--- START ---

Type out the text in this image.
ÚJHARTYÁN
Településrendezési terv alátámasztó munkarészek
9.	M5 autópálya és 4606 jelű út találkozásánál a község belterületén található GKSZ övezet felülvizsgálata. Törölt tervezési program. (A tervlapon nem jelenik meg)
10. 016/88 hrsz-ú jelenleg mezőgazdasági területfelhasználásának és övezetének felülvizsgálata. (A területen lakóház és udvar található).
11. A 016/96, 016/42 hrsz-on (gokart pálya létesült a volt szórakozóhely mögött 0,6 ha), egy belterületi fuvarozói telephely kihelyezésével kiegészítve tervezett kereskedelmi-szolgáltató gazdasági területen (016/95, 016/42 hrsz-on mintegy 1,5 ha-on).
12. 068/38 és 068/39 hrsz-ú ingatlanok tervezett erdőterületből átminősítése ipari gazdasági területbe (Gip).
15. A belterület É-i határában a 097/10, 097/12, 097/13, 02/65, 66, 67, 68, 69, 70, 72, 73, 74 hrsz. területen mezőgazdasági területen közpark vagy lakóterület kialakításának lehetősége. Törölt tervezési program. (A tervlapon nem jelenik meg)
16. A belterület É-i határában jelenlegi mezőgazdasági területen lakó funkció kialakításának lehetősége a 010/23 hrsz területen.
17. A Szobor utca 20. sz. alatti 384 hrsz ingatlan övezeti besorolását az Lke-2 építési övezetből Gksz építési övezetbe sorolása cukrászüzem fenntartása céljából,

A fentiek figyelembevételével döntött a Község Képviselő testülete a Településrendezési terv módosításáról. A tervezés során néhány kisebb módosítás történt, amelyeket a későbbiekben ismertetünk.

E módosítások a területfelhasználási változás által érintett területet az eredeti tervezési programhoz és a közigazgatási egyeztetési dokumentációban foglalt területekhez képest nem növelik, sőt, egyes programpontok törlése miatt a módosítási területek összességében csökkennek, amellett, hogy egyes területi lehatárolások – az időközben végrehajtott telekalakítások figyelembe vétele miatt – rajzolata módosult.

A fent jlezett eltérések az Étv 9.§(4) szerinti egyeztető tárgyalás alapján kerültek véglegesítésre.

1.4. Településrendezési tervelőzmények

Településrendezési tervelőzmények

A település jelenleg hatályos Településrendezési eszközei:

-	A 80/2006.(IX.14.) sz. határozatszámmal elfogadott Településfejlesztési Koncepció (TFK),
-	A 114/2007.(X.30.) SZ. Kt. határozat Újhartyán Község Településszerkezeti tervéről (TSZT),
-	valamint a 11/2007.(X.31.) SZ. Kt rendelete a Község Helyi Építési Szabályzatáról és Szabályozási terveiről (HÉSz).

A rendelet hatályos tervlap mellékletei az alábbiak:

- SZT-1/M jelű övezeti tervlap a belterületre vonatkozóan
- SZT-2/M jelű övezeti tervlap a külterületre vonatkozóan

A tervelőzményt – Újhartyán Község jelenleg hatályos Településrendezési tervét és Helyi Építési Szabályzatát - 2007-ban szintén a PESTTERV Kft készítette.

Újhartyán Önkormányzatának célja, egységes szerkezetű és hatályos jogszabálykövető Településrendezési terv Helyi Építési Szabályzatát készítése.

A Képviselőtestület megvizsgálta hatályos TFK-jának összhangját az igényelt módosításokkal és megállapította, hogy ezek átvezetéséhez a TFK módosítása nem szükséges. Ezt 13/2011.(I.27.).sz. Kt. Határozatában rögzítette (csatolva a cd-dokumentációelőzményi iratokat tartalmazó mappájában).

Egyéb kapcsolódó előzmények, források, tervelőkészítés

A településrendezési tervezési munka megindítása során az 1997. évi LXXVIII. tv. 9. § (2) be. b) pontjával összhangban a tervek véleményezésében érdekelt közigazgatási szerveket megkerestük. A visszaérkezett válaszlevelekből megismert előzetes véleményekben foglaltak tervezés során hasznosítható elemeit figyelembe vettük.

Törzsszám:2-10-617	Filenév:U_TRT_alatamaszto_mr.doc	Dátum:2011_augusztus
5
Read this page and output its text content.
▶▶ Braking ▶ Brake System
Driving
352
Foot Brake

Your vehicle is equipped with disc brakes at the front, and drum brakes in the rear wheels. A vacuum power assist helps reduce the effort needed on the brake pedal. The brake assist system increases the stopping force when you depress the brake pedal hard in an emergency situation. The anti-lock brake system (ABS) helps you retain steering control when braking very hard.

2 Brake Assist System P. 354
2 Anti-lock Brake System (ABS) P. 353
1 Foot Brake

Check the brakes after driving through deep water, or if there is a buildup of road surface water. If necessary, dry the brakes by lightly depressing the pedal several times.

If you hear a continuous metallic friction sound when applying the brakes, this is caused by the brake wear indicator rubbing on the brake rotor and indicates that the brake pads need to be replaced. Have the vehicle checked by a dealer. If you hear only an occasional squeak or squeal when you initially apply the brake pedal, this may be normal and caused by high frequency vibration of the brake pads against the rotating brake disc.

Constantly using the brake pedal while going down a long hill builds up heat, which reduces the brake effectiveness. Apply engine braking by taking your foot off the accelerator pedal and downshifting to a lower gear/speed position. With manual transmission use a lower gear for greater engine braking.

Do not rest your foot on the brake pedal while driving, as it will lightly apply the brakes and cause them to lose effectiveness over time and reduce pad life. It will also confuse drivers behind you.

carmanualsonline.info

--- END ---

→ **Directive**
Find how many lines of the material carry the string "this". Only the number should be in the answer.

→ **Reply**
3